• Data listing
- - -
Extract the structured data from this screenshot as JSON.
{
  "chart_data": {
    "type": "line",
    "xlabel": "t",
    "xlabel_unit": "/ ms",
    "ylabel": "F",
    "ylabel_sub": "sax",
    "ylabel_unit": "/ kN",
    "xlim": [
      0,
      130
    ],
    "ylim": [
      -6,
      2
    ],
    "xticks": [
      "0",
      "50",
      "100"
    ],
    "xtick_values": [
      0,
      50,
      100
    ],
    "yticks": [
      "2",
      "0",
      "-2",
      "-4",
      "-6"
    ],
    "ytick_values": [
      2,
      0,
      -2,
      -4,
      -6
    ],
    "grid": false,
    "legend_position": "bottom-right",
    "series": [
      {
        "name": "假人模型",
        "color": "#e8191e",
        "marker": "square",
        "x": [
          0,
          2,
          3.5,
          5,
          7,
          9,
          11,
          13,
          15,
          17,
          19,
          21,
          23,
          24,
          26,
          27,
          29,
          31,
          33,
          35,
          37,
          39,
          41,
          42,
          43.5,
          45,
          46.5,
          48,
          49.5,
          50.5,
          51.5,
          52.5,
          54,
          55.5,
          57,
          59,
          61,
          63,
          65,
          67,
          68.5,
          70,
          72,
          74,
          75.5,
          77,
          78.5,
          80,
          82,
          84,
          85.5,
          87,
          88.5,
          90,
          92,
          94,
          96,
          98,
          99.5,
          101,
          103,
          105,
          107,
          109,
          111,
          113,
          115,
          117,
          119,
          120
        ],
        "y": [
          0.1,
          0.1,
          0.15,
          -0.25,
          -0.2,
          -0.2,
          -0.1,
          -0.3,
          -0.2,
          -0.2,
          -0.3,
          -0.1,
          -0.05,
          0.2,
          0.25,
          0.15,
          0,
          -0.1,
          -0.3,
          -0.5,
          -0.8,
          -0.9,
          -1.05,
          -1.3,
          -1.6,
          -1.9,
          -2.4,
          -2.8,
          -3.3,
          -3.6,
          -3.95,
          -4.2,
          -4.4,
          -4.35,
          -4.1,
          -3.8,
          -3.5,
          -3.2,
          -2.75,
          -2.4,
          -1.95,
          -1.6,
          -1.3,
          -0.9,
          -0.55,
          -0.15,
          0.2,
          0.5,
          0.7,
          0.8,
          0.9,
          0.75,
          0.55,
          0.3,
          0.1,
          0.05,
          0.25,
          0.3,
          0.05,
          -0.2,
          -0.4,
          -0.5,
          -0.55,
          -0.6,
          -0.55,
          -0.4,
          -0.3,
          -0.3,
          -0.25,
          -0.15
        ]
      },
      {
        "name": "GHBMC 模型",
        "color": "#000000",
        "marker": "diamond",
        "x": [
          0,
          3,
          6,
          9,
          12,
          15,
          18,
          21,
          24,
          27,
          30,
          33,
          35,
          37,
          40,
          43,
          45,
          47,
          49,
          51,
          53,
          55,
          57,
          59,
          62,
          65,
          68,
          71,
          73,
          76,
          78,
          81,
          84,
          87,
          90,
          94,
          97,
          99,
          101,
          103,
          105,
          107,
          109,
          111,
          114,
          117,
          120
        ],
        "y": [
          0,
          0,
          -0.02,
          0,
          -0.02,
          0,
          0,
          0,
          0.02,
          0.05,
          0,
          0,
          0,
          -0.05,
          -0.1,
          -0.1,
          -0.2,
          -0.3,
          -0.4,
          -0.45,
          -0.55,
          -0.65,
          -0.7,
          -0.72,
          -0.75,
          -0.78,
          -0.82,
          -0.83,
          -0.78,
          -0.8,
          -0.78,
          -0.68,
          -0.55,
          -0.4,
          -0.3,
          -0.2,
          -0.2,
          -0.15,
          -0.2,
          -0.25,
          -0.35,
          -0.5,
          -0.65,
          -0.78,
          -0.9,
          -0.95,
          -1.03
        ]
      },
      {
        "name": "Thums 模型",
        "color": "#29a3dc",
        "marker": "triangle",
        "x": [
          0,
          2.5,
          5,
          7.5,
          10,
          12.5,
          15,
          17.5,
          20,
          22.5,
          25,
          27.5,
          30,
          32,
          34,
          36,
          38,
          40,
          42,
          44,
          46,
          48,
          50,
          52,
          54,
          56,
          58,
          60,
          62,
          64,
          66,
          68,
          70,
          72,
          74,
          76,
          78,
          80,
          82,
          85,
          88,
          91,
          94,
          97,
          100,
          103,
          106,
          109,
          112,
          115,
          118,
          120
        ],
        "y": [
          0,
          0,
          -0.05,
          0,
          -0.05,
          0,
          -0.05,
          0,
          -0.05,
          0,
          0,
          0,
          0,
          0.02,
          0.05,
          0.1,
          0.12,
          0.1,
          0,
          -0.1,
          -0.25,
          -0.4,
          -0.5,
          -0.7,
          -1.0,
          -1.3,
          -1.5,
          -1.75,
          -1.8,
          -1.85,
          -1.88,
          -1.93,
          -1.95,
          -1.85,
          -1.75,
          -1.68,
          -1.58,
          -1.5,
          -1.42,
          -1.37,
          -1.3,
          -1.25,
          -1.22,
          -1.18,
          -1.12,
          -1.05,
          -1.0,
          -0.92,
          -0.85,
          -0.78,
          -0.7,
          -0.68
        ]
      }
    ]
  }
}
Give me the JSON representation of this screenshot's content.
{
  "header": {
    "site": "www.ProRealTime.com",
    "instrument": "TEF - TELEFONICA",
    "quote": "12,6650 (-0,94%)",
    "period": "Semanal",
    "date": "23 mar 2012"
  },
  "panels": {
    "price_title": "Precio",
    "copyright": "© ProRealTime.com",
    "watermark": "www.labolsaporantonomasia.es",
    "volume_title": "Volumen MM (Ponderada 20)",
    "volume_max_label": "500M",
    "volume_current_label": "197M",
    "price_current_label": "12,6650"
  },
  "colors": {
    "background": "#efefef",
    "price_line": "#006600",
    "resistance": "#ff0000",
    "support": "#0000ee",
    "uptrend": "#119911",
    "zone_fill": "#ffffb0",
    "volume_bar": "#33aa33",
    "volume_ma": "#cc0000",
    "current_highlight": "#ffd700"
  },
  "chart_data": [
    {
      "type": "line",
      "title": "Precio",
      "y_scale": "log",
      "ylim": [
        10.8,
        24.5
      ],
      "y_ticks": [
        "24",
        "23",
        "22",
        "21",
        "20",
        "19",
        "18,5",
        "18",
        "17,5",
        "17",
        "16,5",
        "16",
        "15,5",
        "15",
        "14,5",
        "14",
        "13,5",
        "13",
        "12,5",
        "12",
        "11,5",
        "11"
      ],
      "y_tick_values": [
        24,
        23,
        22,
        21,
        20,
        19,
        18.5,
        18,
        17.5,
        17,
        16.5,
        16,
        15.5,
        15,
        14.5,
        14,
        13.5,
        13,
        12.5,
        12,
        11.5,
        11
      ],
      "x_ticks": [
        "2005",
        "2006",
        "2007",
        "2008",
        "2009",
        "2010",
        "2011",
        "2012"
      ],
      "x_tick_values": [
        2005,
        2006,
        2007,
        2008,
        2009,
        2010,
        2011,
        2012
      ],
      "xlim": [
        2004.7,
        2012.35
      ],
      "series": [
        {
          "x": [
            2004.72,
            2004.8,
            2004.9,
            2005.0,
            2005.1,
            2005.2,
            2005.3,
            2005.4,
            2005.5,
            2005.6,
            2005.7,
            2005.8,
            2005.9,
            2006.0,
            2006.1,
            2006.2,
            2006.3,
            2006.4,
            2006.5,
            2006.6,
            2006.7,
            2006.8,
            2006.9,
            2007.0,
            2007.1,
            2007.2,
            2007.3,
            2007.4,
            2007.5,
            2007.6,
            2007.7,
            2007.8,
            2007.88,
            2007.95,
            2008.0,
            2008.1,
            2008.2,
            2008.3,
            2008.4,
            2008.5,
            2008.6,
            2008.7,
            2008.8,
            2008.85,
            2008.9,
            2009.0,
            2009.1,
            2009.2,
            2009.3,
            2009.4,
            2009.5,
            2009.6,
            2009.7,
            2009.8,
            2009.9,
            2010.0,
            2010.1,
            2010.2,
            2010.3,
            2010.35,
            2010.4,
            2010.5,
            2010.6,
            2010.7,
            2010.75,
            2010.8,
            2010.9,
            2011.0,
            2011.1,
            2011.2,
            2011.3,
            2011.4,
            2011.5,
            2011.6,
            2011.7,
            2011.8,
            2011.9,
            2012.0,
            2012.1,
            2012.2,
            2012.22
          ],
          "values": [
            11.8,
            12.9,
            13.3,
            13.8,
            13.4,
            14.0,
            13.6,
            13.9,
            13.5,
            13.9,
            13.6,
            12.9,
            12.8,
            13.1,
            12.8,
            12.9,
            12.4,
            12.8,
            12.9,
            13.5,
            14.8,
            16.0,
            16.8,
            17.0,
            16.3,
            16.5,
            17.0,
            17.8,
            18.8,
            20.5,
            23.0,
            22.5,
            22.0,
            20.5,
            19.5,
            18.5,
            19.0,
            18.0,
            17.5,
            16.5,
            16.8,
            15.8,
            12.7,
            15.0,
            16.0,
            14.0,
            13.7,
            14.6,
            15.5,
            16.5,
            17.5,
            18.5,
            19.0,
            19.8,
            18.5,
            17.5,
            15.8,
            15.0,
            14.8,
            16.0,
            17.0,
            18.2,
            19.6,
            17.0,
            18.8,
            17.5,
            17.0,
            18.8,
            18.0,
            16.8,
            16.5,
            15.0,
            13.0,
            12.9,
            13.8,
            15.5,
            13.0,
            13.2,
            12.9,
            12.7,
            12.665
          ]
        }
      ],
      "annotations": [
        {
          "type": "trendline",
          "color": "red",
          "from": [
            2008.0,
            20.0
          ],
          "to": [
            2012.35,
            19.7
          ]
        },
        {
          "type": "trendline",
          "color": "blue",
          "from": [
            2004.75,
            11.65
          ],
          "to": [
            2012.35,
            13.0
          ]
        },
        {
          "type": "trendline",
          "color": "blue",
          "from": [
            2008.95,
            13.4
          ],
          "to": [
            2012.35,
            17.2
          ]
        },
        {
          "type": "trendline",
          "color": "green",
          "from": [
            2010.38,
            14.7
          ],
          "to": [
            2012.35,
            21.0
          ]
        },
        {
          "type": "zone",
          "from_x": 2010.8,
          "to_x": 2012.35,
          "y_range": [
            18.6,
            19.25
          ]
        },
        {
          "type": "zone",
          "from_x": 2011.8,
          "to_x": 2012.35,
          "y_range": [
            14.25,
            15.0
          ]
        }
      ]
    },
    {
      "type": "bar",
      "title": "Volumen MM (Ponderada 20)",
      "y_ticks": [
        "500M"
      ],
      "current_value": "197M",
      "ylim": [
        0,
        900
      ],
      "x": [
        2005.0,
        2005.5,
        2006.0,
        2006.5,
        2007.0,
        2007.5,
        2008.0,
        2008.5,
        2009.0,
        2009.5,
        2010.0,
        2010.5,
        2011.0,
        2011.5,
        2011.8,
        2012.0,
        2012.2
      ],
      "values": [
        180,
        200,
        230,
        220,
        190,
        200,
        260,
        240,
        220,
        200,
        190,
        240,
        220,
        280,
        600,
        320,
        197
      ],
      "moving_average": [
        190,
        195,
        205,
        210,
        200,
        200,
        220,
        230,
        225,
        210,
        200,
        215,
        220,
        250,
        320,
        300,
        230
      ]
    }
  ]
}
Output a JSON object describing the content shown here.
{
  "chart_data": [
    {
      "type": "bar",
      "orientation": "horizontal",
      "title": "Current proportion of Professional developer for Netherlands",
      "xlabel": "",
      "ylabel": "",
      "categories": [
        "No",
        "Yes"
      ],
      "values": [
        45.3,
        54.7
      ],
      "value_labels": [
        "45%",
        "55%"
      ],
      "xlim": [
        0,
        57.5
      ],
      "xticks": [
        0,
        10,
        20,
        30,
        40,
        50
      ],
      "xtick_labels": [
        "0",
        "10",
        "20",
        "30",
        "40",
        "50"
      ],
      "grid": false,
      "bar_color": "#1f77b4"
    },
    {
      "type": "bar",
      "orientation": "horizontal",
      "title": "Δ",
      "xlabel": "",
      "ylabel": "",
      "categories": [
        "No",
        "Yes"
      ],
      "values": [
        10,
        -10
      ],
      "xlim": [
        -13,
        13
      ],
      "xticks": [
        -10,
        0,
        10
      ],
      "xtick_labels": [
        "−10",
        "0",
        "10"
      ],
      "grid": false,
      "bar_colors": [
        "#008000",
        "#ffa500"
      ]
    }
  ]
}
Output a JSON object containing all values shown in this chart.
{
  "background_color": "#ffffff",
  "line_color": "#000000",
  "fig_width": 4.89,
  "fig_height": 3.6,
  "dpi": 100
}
- - -
• Directive
Filter the records down to the lines that contain the string "name", and copy those lines.

• Solution for this exercise
        "name": "假人模型",
        "name": "GHBMC 模型",
        "name": "Thums 模型",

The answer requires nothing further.